— begin SOURCE MATERIAL —
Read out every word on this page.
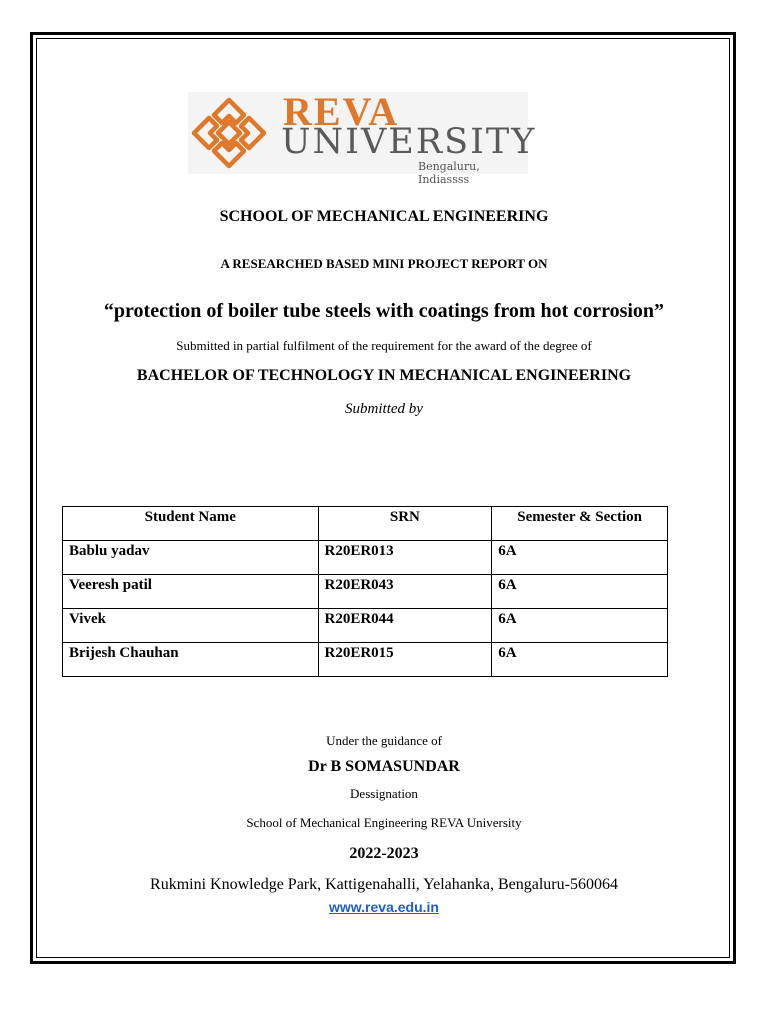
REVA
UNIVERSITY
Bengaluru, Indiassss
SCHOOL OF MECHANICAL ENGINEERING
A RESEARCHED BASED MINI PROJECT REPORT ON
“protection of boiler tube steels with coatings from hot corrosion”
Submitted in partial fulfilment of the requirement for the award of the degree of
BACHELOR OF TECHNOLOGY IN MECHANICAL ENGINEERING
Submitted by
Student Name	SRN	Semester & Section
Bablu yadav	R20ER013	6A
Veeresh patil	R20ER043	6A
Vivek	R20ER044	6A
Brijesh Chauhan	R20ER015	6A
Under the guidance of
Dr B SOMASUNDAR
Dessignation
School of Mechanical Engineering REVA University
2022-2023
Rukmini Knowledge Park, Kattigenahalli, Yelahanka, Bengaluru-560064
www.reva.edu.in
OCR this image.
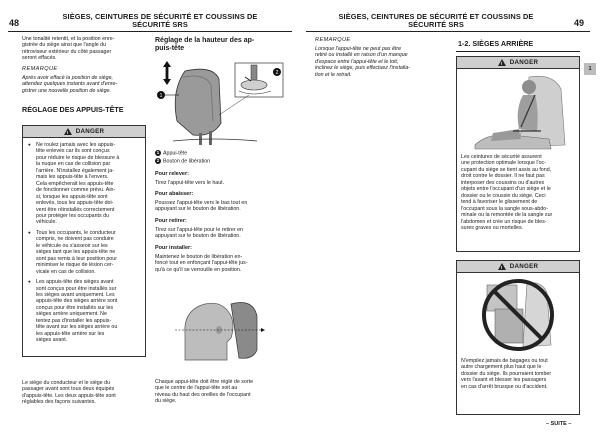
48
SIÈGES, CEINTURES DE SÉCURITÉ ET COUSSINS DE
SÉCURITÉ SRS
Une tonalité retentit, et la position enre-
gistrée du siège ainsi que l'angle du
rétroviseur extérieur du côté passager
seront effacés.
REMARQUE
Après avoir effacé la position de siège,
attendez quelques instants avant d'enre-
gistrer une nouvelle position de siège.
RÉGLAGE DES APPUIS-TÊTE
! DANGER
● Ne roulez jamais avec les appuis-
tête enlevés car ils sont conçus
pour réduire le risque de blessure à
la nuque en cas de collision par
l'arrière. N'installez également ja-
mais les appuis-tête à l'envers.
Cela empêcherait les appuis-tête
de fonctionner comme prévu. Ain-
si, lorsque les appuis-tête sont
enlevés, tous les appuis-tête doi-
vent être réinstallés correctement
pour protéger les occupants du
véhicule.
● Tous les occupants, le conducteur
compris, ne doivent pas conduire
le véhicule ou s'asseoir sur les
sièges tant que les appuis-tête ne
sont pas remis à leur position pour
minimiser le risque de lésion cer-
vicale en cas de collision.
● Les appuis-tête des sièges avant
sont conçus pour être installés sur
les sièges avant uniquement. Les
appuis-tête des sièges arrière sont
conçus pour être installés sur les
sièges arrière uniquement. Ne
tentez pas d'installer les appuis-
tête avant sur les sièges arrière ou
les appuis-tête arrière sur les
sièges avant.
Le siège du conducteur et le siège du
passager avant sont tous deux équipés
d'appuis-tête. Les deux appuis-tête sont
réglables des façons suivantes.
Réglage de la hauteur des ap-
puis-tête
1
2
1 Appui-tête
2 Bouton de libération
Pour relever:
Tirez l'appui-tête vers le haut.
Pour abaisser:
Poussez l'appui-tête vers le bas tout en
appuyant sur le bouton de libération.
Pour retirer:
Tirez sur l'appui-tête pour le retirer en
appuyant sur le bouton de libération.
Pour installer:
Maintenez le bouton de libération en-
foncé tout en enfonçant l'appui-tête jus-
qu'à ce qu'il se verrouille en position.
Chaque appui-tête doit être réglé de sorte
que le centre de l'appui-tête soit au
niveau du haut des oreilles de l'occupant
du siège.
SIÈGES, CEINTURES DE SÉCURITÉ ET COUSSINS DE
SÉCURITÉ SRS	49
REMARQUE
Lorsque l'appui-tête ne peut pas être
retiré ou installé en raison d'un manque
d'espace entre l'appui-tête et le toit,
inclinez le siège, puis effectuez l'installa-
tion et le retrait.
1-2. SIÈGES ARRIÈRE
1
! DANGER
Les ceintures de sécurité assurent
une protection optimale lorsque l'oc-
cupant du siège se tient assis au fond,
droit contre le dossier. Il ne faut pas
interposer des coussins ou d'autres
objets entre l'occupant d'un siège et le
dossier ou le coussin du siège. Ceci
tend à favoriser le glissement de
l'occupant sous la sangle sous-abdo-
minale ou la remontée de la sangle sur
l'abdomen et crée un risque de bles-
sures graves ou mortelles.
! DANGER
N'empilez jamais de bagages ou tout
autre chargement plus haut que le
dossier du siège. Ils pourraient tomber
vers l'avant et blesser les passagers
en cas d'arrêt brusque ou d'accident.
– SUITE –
— end SOURCE MATERIAL —
## WHAT IS ASKED
Pick out each line containing "libération" and report it.

## TASK SOLUTION
2 Bouton de libération
appuyant sur le bouton de libération.
appuyant sur le bouton de libération.
Maintenez le bouton de libération en-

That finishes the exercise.